**Directive:** How many lines of these entries hold the string "screenshot"? Answer with the number alone.

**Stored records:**
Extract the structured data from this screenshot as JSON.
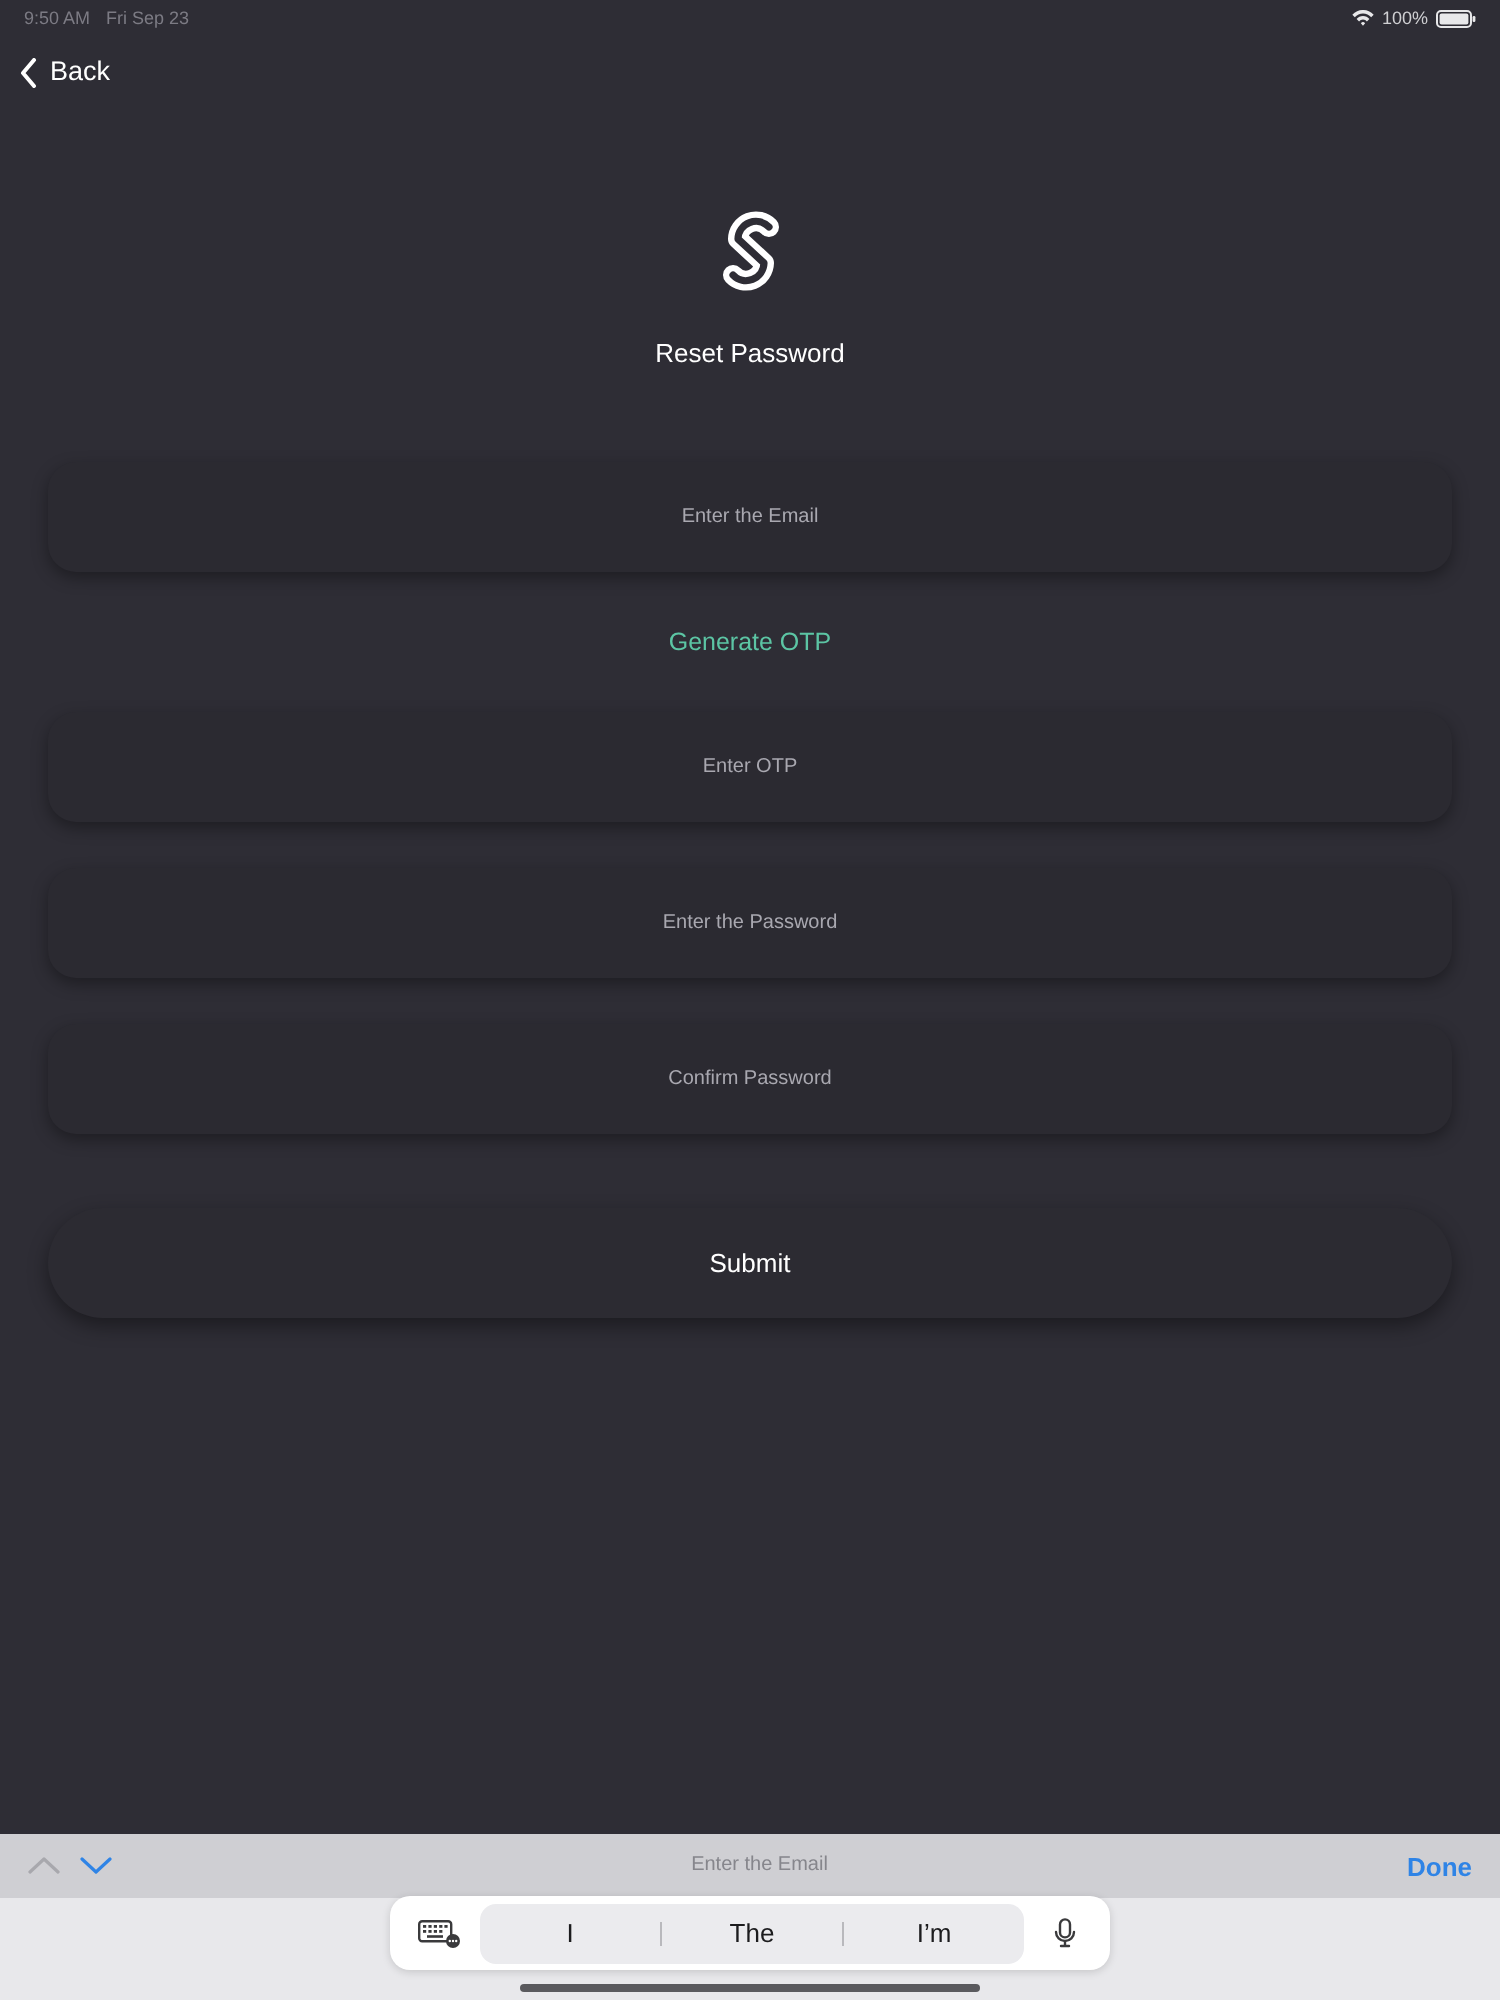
{
  "status_bar": {
    "time": "9:50 AM",
    "date": "Fri Sep 23",
    "battery": "100%"
  },
  "nav": {
    "back": "Back"
  },
  "header": {
    "title": "Reset Password"
  },
  "form": [
    {
      "kind": "field",
      "placeholder": "Enter the Email"
    },
    {
      "kind": "link",
      "label": "Generate OTP"
    },
    {
      "kind": "field",
      "placeholder": "Enter OTP"
    },
    {
      "kind": "field",
      "placeholder": "Enter the Password"
    },
    {
      "kind": "field",
      "placeholder": "Confirm Password"
    }
  ],
  "submit_button": "Submit",
  "keyboard_toolbar": {
    "nav_arrows": [
      {
        "kind": "up",
        "disabled": true
      },
      {
        "kind": "down",
        "disabled": false
      }
    ],
    "field_label": "Enter the Email",
    "done": "Done"
  },
  "suggestion_bar": {
    "suggestions": [
      "I",
      "The",
      "I’m"
    ]
  }
}
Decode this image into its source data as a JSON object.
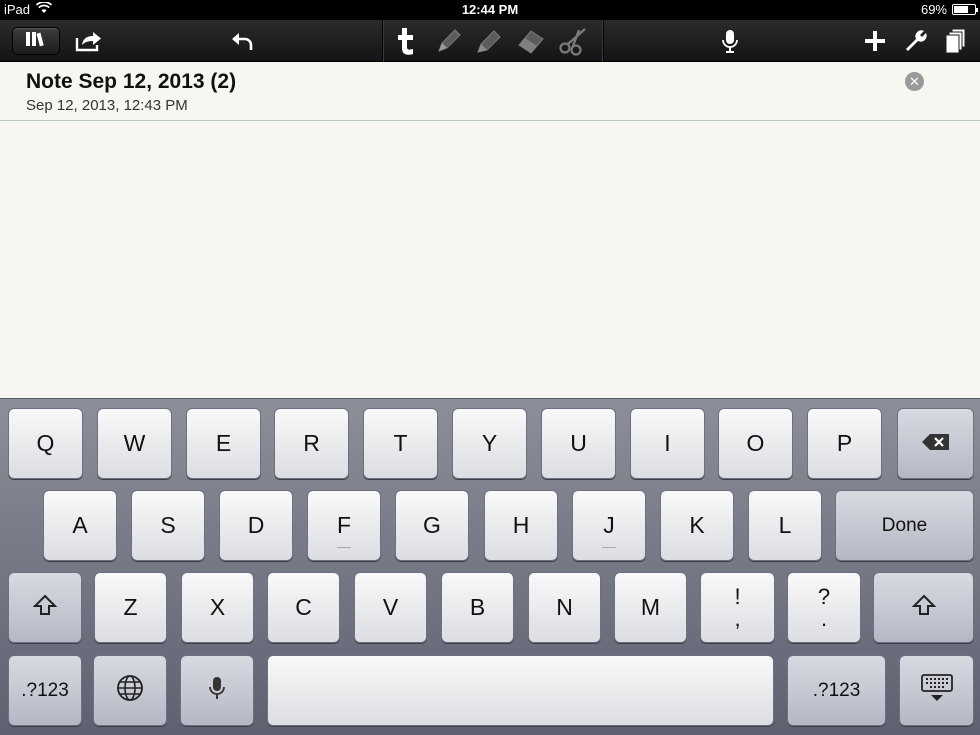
{
  "status_bar": {
    "device": "iPad",
    "time": "12:44 PM",
    "battery": "69%",
    "battery_level": 0.69
  },
  "toolbar": {
    "left_icons": [
      "library-icon",
      "share-icon",
      "undo-icon"
    ],
    "tool_icons": [
      "text-tool-icon",
      "pen-tool-icon",
      "highlighter-tool-icon",
      "eraser-tool-icon",
      "scissors-tool-icon"
    ],
    "right_icons": [
      "microphone-icon",
      "add-icon",
      "wrench-icon",
      "pages-icon"
    ]
  },
  "note": {
    "title": "Note Sep 12, 2013 (2)",
    "date": "Sep 12, 2013, 12:43 PM",
    "clear_glyph": "✕"
  },
  "keyboard": {
    "row1": [
      "Q",
      "W",
      "E",
      "R",
      "T",
      "Y",
      "U",
      "I",
      "O",
      "P"
    ],
    "row2": [
      "A",
      "S",
      "D",
      "F",
      "G",
      "H",
      "J",
      "K",
      "L"
    ],
    "row3": [
      "Z",
      "X",
      "C",
      "V",
      "B",
      "N",
      "M"
    ],
    "punct1": {
      "top": "!",
      "bottom": ","
    },
    "punct2": {
      "top": "?",
      "bottom": "."
    },
    "done_label": "Done",
    "numbers_label": ".?123",
    "numbers_label_right": ".?123"
  }
}
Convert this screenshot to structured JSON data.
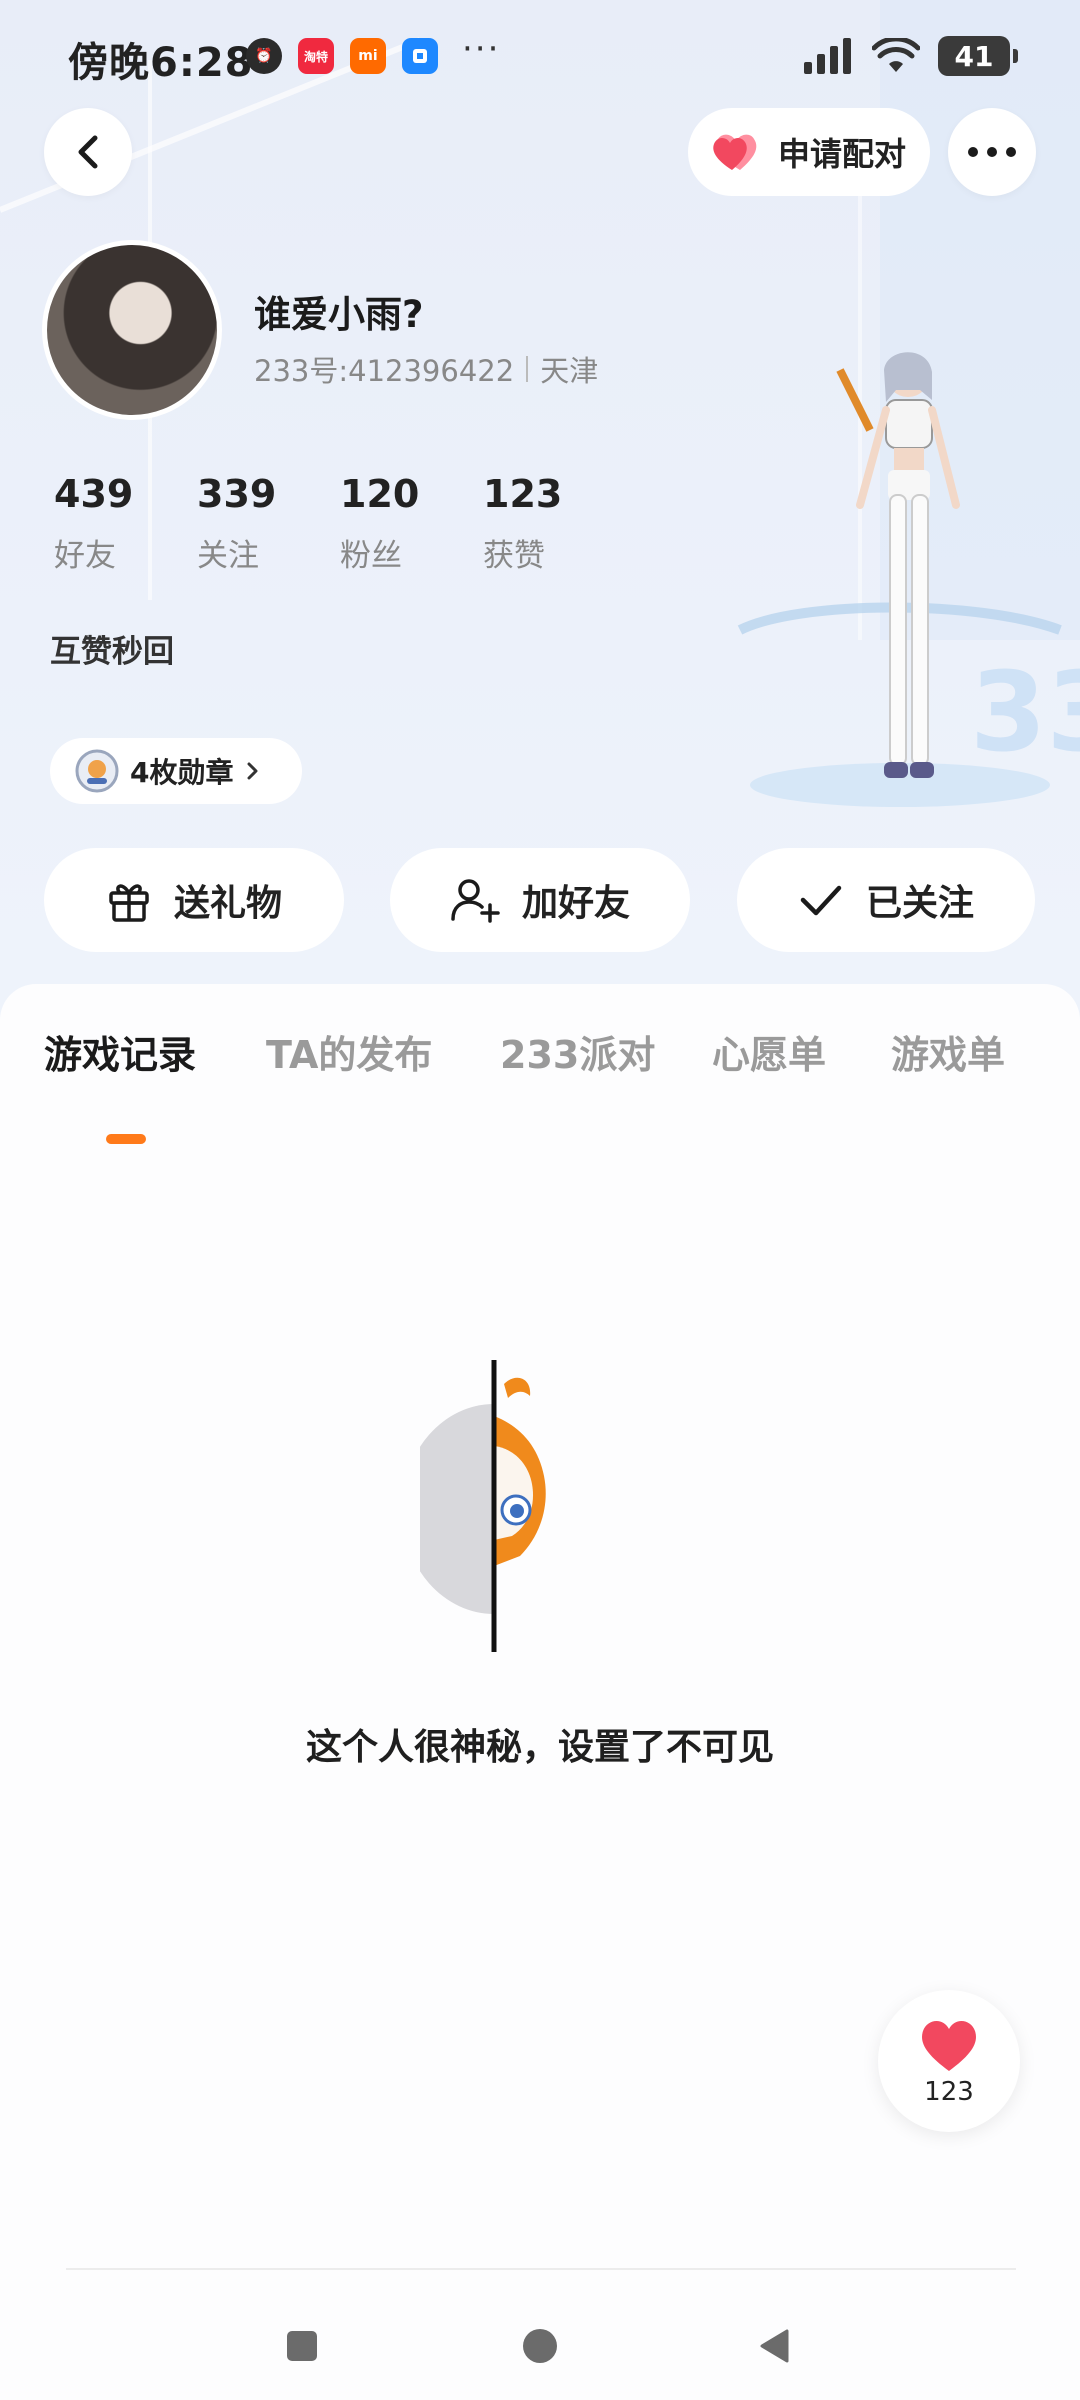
{
  "status_bar": {
    "time": "傍晚6:28",
    "app_icons": [
      {
        "name": "taote-icon",
        "label": "淘特",
        "color": "#f0293f"
      },
      {
        "name": "mi-icon",
        "label": "mi",
        "color": "#ff6a00"
      },
      {
        "name": "app-cube-icon",
        "label": "",
        "color": "#1e88ff"
      }
    ],
    "more_dots": "···",
    "battery": "41"
  },
  "header": {
    "pair_label": "申请配对"
  },
  "profile": {
    "nickname": "谁爱小雨?",
    "uid": "233号:412396422",
    "location": "天津",
    "stats": [
      {
        "value": "439",
        "label": "好友"
      },
      {
        "value": "339",
        "label": "关注"
      },
      {
        "value": "120",
        "label": "粉丝"
      },
      {
        "value": "123",
        "label": "获赞"
      }
    ],
    "signature": "互赞秒回",
    "medals": "4枚勋章"
  },
  "actions": {
    "gift": "送礼物",
    "add_friend": "加好友",
    "followed": "已关注"
  },
  "tabs": [
    "游戏记录",
    "TA的发布",
    "233派对",
    "心愿单",
    "游戏单"
  ],
  "active_tab": 0,
  "empty_state": {
    "message": "这个人很神秘，设置了不可见"
  },
  "like_float": {
    "count": "123"
  },
  "colors": {
    "accent": "#ff7a1a",
    "heart": "#f2485f",
    "background": "#eef3fb"
  }
}
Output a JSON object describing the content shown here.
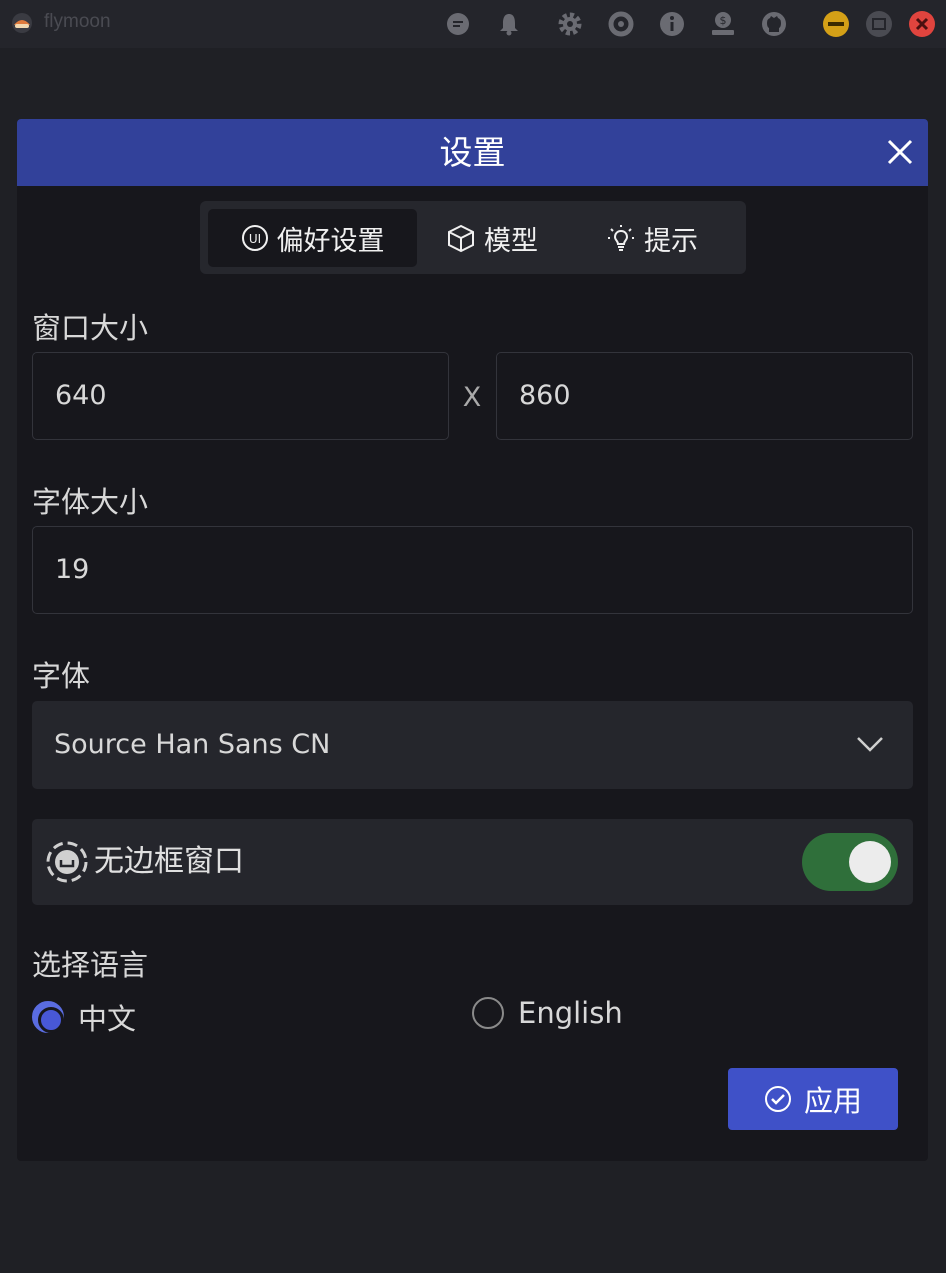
{
  "app": {
    "name": "flymoon"
  },
  "titlebar": {
    "icons": [
      "chat-icon",
      "bell-icon",
      "gear-icon",
      "lifebuoy-icon",
      "info-icon",
      "donate-icon",
      "github-icon",
      "minimize-icon",
      "maximize-icon",
      "close-icon"
    ],
    "colors": {
      "minimize": "#d4a017",
      "maximize": "#4a4b52",
      "close": "#e0443e"
    }
  },
  "dialog": {
    "title": "设置",
    "header_color": "#32419a",
    "tabs": [
      {
        "label": "偏好设置",
        "icon": "ui-icon",
        "active": true
      },
      {
        "label": "模型",
        "icon": "cube-icon",
        "active": false
      },
      {
        "label": "提示",
        "icon": "lightbulb-icon",
        "active": false
      }
    ],
    "window_size": {
      "label": "窗口大小",
      "width": "640",
      "separator": "X",
      "height": "860"
    },
    "font_size": {
      "label": "字体大小",
      "value": "19"
    },
    "font": {
      "label": "字体",
      "selected": "Source Han Sans CN"
    },
    "frameless": {
      "label": "无边框窗口",
      "enabled": true,
      "on_color": "#2f6f3a"
    },
    "language": {
      "label": "选择语言",
      "options": [
        {
          "label": "中文",
          "checked": true
        },
        {
          "label": "English",
          "checked": false
        }
      ]
    },
    "apply_label": "应用",
    "accent_color": "#3f51c8"
  }
}
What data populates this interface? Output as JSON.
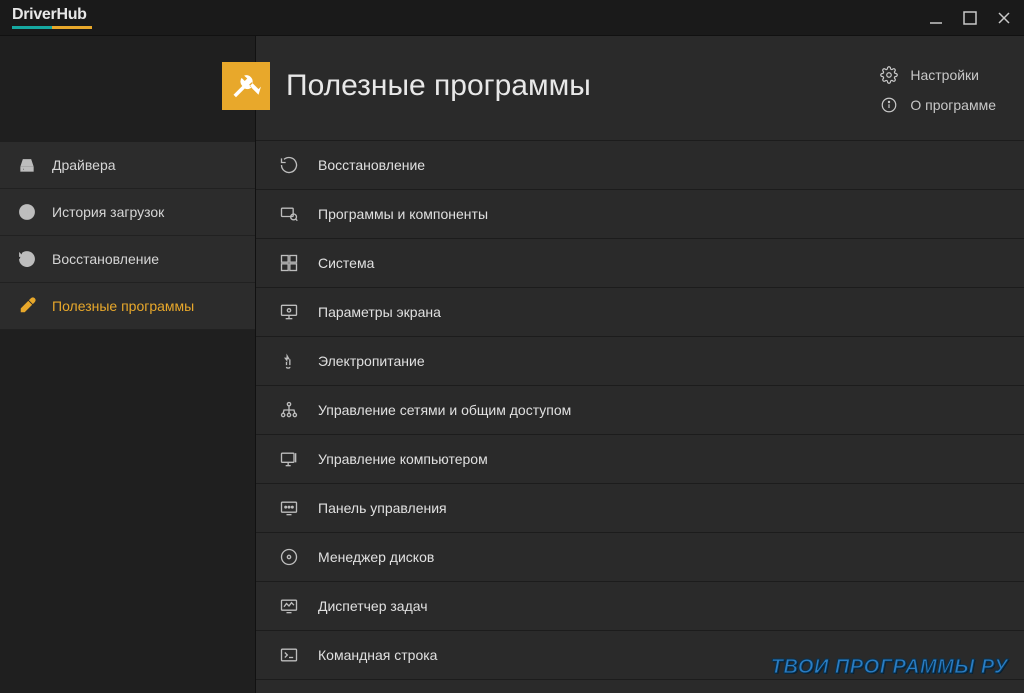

**Exercise answer:** 2